__INPUT RECORDS__
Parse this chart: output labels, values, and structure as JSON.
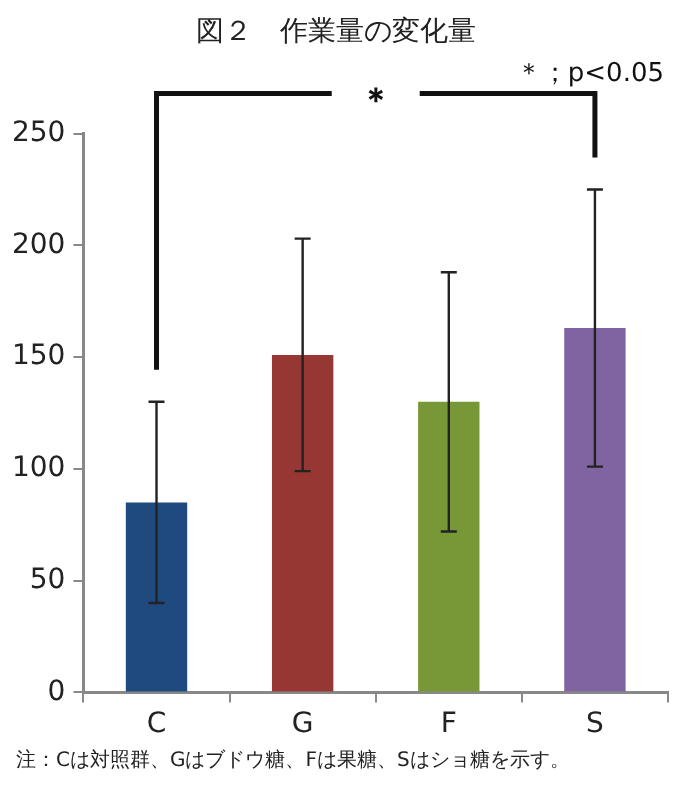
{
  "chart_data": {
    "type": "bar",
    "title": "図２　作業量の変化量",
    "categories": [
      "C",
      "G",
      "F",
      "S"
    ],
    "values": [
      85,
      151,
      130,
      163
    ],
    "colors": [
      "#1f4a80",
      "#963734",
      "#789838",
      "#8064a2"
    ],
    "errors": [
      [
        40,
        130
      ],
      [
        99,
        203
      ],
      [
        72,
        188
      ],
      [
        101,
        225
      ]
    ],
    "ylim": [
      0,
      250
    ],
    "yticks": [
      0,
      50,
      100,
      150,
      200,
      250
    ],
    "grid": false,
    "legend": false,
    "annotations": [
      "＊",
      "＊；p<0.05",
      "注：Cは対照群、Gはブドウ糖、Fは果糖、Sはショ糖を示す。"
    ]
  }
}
...
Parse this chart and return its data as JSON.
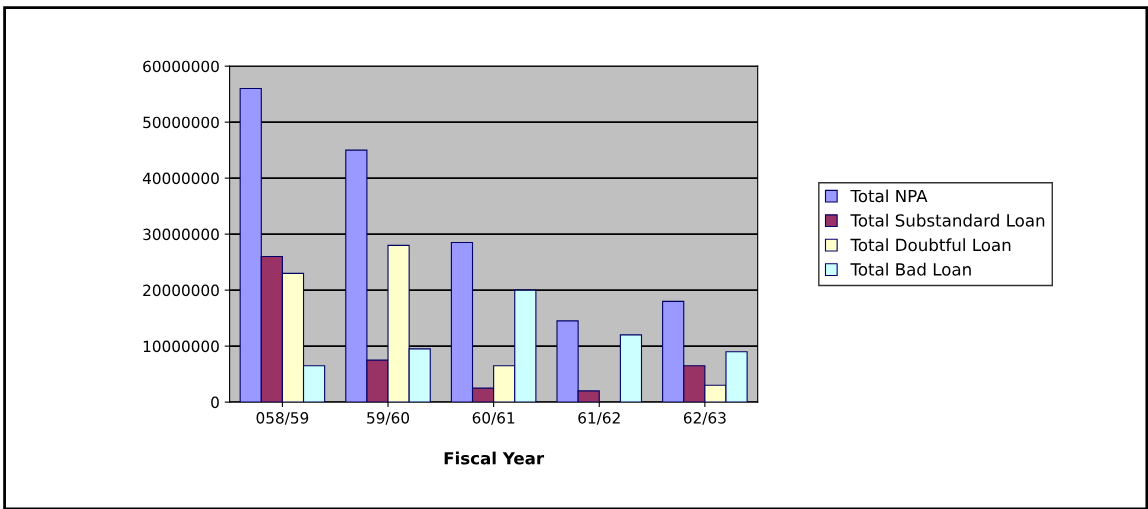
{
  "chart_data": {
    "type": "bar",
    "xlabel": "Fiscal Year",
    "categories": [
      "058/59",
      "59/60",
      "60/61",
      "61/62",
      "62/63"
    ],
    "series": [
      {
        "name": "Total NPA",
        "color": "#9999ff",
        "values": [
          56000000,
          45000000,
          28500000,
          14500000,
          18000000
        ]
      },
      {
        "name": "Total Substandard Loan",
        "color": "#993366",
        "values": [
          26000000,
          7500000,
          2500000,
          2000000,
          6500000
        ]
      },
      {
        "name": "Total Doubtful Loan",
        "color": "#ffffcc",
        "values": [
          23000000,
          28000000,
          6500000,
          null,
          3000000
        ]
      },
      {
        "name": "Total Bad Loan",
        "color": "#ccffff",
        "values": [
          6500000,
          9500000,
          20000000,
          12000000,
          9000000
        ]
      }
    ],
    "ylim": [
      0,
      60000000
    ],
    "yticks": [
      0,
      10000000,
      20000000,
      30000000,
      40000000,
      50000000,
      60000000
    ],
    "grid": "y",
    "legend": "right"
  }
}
==
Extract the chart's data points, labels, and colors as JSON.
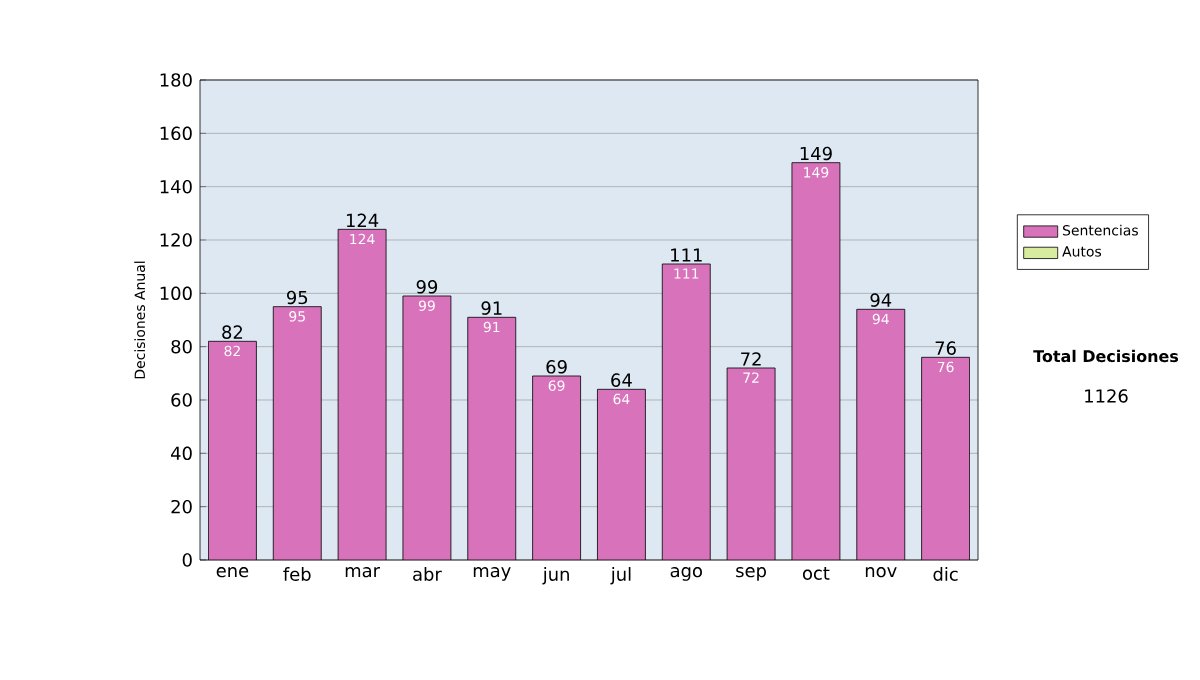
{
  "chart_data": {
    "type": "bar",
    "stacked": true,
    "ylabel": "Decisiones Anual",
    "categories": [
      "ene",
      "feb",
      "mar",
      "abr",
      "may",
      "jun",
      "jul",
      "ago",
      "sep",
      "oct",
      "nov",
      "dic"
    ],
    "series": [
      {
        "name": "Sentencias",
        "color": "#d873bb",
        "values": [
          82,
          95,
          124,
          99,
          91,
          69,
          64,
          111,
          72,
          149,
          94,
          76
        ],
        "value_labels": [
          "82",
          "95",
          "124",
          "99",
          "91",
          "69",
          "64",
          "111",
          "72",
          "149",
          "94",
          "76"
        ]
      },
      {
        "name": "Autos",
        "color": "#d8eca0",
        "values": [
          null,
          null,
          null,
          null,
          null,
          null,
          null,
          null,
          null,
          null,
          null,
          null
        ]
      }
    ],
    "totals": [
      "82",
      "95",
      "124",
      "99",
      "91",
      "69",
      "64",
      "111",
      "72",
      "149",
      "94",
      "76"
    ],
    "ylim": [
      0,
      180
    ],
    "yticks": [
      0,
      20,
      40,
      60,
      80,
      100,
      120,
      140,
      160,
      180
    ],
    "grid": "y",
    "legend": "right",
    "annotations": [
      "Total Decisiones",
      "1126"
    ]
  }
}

__TASK DETAILS__
Examine the data above and state how many of its lines contain the word "Decisiones", with no further remarks.

__TASK SOLUTION__
2